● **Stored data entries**
++++++++++

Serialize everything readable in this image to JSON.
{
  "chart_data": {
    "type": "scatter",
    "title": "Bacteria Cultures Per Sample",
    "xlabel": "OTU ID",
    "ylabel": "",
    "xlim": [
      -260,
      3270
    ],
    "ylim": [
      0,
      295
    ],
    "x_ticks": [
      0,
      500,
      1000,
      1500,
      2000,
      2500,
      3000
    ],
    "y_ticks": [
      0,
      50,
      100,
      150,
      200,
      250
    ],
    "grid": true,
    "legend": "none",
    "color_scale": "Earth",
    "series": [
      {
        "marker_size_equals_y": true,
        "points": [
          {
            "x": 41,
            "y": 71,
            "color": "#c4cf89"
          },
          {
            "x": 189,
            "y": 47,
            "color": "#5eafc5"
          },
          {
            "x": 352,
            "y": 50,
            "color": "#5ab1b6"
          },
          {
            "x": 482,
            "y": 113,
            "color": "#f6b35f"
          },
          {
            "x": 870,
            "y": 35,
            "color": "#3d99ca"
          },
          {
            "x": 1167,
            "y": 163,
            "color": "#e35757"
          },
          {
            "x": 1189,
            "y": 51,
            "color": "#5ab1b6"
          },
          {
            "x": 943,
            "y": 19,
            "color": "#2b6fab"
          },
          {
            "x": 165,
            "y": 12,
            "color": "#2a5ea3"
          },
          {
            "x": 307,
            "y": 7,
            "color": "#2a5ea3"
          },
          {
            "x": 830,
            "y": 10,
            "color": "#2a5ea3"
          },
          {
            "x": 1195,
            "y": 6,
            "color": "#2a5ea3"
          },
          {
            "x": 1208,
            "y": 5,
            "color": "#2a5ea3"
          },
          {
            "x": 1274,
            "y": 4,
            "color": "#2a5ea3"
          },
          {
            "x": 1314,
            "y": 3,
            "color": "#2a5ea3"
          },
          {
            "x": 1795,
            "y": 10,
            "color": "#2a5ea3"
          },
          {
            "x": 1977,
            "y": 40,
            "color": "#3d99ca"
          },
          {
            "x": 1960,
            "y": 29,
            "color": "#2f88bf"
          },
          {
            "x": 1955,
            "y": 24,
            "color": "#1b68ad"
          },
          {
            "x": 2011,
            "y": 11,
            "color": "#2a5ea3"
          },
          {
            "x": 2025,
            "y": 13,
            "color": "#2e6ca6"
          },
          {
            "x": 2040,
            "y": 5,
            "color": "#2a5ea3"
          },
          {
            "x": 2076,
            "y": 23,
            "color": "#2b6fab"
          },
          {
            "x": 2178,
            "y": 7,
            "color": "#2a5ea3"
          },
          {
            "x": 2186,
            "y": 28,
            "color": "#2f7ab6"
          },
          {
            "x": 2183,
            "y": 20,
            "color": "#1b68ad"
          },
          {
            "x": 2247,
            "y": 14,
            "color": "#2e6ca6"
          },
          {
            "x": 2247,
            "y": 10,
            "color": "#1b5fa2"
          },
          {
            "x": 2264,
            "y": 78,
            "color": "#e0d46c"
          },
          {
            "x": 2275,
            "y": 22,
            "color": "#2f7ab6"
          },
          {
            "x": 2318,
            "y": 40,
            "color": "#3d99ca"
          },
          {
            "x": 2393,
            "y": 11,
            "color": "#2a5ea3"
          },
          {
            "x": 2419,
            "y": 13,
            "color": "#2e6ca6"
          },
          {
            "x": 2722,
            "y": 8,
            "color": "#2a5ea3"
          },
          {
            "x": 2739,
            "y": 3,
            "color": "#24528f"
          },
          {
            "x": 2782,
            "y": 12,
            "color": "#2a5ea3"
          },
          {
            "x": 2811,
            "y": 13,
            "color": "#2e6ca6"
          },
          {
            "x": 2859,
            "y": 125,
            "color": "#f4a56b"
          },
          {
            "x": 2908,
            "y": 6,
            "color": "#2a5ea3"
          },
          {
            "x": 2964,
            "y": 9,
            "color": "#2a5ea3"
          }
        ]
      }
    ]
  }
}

++++++++++

● **WHAT YOU HAVE TO DO**
A word-for-word transcription of the data above is required.

● **RESPONSE AREA**
Serialize everything readable in this image to JSON.
{
  "chart_data": {
    "type": "scatter",
    "title": "Bacteria Cultures Per Sample",
    "xlabel": "OTU ID",
    "ylabel": "",
    "xlim": [
      -260,
      3270
    ],
    "ylim": [
      0,
      295
    ],
    "x_ticks": [
      0,
      500,
      1000,
      1500,
      2000,
      2500,
      3000
    ],
    "y_ticks": [
      0,
      50,
      100,
      150,
      200,
      250
    ],
    "grid": true,
    "legend": "none",
    "color_scale": "Earth",
    "series": [
      {
        "marker_size_equals_y": true,
        "points": [
          {
            "x": 41,
            "y": 71,
            "color": "#c4cf89"
          },
          {
            "x": 189,
            "y": 47,
            "color": "#5eafc5"
          },
          {
            "x": 352,
            "y": 50,
            "color": "#5ab1b6"
          },
          {
            "x": 482,
            "y": 113,
            "color": "#f6b35f"
          },
          {
            "x": 870,
            "y": 35,
            "color": "#3d99ca"
          },
          {
            "x": 1167,
            "y": 163,
            "color": "#e35757"
          },
          {
            "x": 1189,
            "y": 51,
            "color": "#5ab1b6"
          },
          {
            "x": 943,
            "y": 19,
            "color": "#2b6fab"
          },
          {
            "x": 165,
            "y": 12,
            "color": "#2a5ea3"
          },
          {
            "x": 307,
            "y": 7,
            "color": "#2a5ea3"
          },
          {
            "x": 830,
            "y": 10,
            "color": "#2a5ea3"
          },
          {
            "x": 1195,
            "y": 6,
            "color": "#2a5ea3"
          },
          {
            "x": 1208,
            "y": 5,
            "color": "#2a5ea3"
          },
          {
            "x": 1274,
            "y": 4,
            "color": "#2a5ea3"
          },
          {
            "x": 1314,
            "y": 3,
            "color": "#2a5ea3"
          },
          {
            "x": 1795,
            "y": 10,
            "color": "#2a5ea3"
          },
          {
            "x": 1977,
            "y": 40,
            "color": "#3d99ca"
          },
          {
            "x": 1960,
            "y": 29,
            "color": "#2f88bf"
          },
          {
            "x": 1955,
            "y": 24,
            "color": "#1b68ad"
          },
          {
            "x": 2011,
            "y": 11,
            "color": "#2a5ea3"
          },
          {
            "x": 2025,
            "y": 13,
            "color": "#2e6ca6"
          },
          {
            "x": 2040,
            "y": 5,
            "color": "#2a5ea3"
          },
          {
            "x": 2076,
            "y": 23,
            "color": "#2b6fab"
          },
          {
            "x": 2178,
            "y": 7,
            "color": "#2a5ea3"
          },
          {
            "x": 2186,
            "y": 28,
            "color": "#2f7ab6"
          },
          {
            "x": 2183,
            "y": 20,
            "color": "#1b68ad"
          },
          {
            "x": 2247,
            "y": 14,
            "color": "#2e6ca6"
          },
          {
            "x": 2247,
            "y": 10,
            "color": "#1b5fa2"
          },
          {
            "x": 2264,
            "y": 78,
            "color": "#e0d46c"
          },
          {
            "x": 2275,
            "y": 22,
            "color": "#2f7ab6"
          },
          {
            "x": 2318,
            "y": 40,
            "color": "#3d99ca"
          },
          {
            "x": 2393,
            "y": 11,
            "color": "#2a5ea3"
          },
          {
            "x": 2419,
            "y": 13,
            "color": "#2e6ca6"
          },
          {
            "x": 2722,
            "y": 8,
            "color": "#2a5ea3"
          },
          {
            "x": 2739,
            "y": 3,
            "color": "#24528f"
          },
          {
            "x": 2782,
            "y": 12,
            "color": "#2a5ea3"
          },
          {
            "x": 2811,
            "y": 13,
            "color": "#2e6ca6"
          },
          {
            "x": 2859,
            "y": 125,
            "color": "#f4a56b"
          },
          {
            "x": 2908,
            "y": 6,
            "color": "#2a5ea3"
          },
          {
            "x": 2964,
            "y": 9,
            "color": "#2a5ea3"
          }
        ]
      }
    ]
  }
}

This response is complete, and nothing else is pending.